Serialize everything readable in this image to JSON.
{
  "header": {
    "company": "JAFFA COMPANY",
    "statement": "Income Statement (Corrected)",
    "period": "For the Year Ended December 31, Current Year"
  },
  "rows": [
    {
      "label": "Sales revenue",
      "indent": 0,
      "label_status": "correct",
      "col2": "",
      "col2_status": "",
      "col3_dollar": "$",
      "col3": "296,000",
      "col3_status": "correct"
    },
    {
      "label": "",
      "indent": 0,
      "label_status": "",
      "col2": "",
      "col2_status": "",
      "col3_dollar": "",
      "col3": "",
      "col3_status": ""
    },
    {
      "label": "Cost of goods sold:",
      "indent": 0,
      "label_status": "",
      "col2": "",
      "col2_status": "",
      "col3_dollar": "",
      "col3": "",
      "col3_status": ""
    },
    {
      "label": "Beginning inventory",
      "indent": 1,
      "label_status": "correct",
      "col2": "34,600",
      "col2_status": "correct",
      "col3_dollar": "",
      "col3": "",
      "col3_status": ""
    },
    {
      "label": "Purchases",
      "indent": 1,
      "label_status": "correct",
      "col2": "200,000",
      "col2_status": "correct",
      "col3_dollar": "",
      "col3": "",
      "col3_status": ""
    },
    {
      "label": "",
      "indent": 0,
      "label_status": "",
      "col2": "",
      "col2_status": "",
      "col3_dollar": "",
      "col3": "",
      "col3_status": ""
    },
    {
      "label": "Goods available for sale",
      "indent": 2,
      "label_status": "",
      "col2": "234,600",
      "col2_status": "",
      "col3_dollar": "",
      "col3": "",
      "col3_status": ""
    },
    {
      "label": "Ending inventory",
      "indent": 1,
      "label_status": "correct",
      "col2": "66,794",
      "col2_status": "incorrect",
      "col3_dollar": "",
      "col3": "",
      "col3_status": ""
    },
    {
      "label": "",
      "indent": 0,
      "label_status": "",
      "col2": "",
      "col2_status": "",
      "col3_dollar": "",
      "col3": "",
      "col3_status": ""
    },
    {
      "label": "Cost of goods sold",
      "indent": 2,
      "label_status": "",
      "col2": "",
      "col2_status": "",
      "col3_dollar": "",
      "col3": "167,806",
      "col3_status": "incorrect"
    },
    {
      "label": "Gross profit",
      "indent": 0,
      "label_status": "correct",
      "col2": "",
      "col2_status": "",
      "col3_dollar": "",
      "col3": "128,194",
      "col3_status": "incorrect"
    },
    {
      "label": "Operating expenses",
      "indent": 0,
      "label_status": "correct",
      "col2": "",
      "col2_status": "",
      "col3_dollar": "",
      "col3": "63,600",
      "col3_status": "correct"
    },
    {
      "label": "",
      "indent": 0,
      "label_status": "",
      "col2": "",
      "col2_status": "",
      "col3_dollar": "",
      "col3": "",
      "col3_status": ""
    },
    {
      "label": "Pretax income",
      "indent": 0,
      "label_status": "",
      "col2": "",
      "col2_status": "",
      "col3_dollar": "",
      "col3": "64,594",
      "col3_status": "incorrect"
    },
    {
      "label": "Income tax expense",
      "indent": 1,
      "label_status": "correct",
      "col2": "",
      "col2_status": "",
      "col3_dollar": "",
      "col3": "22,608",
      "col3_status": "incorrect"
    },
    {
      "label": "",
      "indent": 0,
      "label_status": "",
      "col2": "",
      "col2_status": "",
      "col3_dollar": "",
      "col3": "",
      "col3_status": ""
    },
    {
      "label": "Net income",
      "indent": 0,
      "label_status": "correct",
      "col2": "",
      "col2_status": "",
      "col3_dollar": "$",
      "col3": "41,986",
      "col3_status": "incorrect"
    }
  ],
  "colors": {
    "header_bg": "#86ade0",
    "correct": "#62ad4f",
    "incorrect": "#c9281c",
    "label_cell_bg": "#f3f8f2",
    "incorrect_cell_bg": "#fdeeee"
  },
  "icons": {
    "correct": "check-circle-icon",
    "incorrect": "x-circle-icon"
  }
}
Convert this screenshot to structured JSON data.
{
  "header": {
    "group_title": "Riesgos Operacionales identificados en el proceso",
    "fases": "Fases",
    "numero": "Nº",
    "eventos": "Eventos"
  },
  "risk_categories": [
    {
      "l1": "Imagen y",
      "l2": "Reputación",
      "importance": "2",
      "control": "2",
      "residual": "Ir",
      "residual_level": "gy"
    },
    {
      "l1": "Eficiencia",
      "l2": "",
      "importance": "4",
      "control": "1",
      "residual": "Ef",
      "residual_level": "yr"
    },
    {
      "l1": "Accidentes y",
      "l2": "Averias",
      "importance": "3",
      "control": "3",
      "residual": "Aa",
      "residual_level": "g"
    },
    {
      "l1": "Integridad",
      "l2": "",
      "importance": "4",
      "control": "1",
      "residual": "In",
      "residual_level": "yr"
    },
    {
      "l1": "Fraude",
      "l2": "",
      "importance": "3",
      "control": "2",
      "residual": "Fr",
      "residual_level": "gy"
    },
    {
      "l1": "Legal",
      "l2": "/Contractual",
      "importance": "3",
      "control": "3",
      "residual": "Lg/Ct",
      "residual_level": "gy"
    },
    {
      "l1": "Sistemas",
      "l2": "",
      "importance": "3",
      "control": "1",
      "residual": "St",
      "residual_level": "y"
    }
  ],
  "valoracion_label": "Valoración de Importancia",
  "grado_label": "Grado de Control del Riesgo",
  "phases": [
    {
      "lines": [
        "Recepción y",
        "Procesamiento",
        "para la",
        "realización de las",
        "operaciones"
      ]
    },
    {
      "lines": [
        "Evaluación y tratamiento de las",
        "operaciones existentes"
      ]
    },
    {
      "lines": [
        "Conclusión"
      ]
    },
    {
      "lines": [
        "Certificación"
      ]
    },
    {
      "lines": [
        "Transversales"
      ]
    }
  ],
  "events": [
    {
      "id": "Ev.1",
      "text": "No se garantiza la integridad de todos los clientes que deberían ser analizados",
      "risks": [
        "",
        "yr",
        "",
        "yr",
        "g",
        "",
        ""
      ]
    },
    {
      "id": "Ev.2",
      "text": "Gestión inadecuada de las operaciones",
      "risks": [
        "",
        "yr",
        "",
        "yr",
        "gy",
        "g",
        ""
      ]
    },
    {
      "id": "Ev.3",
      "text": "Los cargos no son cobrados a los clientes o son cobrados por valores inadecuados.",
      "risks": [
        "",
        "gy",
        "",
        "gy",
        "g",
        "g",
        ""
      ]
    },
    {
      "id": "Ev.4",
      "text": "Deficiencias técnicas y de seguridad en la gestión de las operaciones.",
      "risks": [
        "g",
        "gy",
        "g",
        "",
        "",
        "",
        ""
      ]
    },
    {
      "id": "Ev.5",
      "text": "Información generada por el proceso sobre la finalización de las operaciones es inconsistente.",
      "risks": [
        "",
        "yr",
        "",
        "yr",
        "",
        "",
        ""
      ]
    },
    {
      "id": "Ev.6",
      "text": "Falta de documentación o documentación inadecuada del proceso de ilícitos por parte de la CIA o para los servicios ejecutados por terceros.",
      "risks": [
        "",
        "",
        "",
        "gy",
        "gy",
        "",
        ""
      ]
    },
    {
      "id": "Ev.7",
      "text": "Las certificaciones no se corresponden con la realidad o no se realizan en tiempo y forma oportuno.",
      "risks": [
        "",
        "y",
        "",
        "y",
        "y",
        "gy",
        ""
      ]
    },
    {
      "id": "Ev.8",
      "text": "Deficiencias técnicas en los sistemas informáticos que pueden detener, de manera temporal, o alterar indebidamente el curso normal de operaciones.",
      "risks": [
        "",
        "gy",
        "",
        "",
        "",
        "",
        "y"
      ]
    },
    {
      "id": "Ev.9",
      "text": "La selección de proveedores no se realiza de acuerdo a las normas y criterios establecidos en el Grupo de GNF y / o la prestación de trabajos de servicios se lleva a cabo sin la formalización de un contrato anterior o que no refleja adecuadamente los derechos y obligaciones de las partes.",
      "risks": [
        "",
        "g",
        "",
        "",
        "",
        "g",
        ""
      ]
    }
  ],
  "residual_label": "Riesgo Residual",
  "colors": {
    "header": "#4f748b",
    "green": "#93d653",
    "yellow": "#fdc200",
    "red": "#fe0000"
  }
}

----

Pick out the lines above that hold the string "para" and show them.

        "para la",
      "text": "Falta de documentación o documentación inadecuada del proceso de ilícitos por parte de la CIA o para los servicios ejecutados por terceros.",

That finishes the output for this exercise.